Search the data for the word "Exchange" and copy every line where it occurs.

━━━━━━━━

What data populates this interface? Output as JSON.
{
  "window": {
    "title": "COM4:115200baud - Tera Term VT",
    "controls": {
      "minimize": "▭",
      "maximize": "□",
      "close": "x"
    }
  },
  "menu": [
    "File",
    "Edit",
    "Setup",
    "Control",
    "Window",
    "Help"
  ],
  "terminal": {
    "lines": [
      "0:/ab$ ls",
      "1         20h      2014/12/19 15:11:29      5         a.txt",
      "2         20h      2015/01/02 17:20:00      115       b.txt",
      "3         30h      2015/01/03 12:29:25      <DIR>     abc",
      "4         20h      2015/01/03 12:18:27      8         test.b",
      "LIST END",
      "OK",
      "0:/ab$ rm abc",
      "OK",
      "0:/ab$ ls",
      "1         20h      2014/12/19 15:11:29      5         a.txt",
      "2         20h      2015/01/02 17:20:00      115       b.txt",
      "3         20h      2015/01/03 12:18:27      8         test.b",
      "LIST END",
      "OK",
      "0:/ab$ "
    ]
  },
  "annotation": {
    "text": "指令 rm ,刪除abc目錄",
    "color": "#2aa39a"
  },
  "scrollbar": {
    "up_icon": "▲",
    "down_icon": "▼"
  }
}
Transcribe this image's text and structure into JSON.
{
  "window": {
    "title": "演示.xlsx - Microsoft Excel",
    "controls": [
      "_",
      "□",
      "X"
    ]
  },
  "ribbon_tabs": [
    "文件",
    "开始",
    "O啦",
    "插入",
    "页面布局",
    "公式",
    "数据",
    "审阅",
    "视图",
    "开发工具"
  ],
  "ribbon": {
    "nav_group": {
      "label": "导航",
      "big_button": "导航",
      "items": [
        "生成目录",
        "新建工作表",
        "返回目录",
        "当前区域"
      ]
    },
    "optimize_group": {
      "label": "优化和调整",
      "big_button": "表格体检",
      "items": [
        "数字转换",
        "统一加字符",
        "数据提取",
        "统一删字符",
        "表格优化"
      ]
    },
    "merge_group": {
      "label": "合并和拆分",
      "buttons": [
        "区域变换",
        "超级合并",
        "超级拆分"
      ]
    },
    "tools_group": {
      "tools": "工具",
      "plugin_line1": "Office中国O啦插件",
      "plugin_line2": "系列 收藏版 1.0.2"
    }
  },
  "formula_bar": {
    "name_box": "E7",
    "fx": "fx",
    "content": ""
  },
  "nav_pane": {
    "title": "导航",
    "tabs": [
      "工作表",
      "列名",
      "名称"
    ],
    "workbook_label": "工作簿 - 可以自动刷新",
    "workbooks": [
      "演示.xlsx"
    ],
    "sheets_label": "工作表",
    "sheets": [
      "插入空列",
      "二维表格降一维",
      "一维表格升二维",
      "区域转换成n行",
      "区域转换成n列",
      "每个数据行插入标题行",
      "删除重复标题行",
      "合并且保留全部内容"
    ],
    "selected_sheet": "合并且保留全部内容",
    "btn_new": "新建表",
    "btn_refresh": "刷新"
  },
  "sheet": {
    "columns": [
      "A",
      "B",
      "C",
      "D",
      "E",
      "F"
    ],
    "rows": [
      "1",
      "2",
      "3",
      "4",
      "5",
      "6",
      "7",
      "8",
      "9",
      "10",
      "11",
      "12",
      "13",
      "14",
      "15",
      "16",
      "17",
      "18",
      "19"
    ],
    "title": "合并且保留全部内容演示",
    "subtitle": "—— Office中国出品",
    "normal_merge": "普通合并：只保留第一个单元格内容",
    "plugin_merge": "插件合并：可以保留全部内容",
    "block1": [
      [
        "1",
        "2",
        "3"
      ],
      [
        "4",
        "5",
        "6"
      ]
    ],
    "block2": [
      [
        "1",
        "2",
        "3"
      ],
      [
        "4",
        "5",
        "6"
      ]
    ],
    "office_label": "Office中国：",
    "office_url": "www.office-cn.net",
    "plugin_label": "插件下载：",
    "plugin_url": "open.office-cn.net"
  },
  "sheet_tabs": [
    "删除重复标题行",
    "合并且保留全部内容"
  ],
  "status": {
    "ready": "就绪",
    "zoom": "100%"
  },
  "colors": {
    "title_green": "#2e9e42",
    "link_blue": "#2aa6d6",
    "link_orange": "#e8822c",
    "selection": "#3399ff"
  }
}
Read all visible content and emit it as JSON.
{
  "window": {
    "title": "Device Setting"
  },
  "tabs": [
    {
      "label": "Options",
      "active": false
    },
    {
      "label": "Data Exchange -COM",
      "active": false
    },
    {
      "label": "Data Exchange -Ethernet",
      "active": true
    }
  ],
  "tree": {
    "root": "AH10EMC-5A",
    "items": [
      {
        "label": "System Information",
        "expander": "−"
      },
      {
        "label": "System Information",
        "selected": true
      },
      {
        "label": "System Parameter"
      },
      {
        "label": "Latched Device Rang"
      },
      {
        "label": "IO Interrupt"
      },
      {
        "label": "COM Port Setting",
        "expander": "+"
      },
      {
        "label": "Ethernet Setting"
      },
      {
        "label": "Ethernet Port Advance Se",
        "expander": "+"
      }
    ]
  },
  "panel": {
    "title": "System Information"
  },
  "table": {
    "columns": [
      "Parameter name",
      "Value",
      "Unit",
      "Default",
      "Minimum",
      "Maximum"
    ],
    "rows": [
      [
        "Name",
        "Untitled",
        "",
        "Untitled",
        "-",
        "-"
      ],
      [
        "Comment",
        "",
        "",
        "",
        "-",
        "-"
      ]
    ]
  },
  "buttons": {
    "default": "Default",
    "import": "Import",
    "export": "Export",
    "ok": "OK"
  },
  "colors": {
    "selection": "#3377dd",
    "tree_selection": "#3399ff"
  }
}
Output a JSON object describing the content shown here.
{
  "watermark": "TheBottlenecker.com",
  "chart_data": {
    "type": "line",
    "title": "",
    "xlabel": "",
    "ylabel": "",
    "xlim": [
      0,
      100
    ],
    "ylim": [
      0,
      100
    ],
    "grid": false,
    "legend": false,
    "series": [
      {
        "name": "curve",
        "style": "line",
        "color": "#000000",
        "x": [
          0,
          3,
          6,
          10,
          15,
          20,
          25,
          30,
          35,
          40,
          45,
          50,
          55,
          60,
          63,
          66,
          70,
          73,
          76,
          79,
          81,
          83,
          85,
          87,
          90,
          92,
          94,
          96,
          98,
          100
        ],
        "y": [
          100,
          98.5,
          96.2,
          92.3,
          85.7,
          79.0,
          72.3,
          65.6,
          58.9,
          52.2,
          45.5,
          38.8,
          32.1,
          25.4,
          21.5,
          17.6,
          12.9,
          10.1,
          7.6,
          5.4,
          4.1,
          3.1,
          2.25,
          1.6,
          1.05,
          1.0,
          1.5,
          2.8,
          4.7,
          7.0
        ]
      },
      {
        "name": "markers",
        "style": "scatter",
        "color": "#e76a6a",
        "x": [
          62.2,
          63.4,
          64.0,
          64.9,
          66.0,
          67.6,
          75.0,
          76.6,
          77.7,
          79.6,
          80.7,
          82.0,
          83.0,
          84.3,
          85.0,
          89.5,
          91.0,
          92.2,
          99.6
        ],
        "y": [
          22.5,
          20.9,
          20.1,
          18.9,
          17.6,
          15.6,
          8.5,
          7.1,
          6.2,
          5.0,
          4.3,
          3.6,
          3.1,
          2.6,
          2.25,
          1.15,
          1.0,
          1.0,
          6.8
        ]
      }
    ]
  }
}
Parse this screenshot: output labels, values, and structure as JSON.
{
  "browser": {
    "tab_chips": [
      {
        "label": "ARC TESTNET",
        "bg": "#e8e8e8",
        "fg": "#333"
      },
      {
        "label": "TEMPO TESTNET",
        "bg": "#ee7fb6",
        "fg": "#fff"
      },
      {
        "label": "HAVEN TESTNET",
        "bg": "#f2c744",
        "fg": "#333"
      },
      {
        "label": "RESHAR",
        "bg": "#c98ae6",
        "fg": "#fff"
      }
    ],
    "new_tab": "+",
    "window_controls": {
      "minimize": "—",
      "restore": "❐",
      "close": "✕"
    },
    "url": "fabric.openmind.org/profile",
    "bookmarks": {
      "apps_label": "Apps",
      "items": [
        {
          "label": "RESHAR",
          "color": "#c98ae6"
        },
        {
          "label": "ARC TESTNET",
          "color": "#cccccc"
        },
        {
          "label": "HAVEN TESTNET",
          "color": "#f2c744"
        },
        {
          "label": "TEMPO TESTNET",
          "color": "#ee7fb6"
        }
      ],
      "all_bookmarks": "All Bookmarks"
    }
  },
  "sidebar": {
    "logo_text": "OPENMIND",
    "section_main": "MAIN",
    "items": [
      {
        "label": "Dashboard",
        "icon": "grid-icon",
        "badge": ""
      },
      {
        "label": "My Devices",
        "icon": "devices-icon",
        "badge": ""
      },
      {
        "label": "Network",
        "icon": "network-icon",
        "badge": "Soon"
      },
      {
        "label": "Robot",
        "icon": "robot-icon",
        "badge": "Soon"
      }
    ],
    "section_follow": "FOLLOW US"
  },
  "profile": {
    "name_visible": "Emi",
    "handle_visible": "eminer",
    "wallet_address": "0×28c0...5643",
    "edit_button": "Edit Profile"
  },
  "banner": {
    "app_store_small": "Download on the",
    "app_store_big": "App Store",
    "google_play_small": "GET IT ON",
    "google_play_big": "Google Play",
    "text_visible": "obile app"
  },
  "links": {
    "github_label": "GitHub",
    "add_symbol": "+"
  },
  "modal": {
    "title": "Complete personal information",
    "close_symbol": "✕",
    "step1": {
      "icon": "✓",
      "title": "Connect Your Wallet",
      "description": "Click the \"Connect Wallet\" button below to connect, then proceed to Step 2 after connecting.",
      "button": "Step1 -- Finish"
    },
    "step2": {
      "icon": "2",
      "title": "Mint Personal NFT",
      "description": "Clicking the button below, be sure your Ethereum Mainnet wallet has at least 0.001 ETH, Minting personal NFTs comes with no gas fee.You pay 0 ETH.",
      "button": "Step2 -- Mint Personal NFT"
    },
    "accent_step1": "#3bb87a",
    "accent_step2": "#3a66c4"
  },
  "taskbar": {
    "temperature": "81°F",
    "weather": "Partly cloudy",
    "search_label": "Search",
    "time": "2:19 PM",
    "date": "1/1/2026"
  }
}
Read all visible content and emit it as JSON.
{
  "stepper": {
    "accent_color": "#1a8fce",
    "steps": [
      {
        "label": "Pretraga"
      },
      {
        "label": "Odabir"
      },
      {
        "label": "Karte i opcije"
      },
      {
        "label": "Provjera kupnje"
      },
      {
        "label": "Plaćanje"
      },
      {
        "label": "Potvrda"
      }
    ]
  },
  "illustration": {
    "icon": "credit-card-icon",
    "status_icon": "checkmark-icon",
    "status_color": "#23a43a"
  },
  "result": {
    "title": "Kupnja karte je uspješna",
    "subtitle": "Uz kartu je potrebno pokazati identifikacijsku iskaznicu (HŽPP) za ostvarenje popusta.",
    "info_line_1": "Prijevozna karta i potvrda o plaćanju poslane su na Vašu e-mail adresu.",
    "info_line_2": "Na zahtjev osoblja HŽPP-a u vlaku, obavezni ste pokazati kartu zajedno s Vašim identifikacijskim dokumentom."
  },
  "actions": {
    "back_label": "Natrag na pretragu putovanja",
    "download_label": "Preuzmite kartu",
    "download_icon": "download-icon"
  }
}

━━━━━━━━

◆ **ANSWER TO THE EXERCISE**:
      "label": "Data Exchange -COM",
      "label": "Data Exchange -Ethernet",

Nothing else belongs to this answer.